• _WRITTEN EXERCISE_: Type out all the records word for word. Any pictures are to be left out.

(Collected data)
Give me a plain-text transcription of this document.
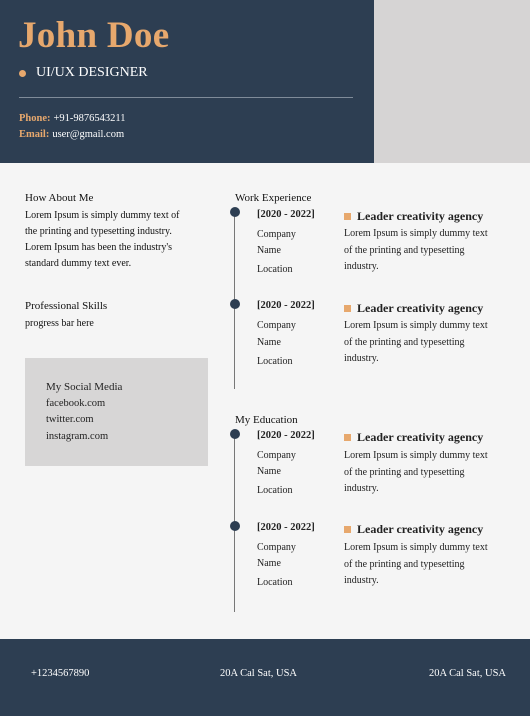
John Doe
UI/UX DESIGNER
Phone: +91-9876543211
Email: user@gmail.com
How About Me
Lorem Ipsum is simply dummy text of
the printing and typesetting industry.
Lorem Ipsum has been the industry's
standard dummy text ever.
Professional Skills
progress bar here
My Social Media
facebook.com
twitter.com
instagram.com
Work Experience
[2020 - 2022]
Company
Name
Location
Leader creativity agency
Lorem Ipsum is simply dummy text
of the printing and typesetting
industry.
[2020 - 2022]
Company
Name
Location
Leader creativity agency
Lorem Ipsum is simply dummy text
of the printing and typesetting
industry.
My Education
[2020 - 2022]
Company
Name
Location
Leader creativity agency
Lorem Ipsum is simply dummy text
of the printing and typesetting
industry.
[2020 - 2022]
Company
Name
Location
Leader creativity agency
Lorem Ipsum is simply dummy text
of the printing and typesetting
industry.
+1234567890	20A Cal Sat, USA	20A Cal Sat, USA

• _SOLUTION TO THIS EXERCISE_:
Give me a plain-text transcription of this document.
John Doe
UI/UX DESIGNER
Phone: +91-9876543211
Email: user@gmail.com
How About Me
Lorem Ipsum is simply dummy text of
the printing and typesetting industry.
Lorem Ipsum has been the industry's
standard dummy text ever.
Professional Skills
progress bar here
My Social Media
facebook.com
twitter.com
instagram.com
Work Experience
[2020 - 2022]
Company
Name
Location
Leader creativity agency
Lorem Ipsum is simply dummy text
of the printing and typesetting
industry.
[2020 - 2022]
Company
Name
Location
Leader creativity agency
Lorem Ipsum is simply dummy text
of the printing and typesetting
industry.
My Education
[2020 - 2022]
Company
Name
Location
Leader creativity agency
Lorem Ipsum is simply dummy text
of the printing and typesetting
industry.
[2020 - 2022]
Company
Name
Location
Leader creativity agency
Lorem Ipsum is simply dummy text
of the printing and typesetting
industry.
+1234567890	20A Cal Sat, USA	20A Cal Sat, USA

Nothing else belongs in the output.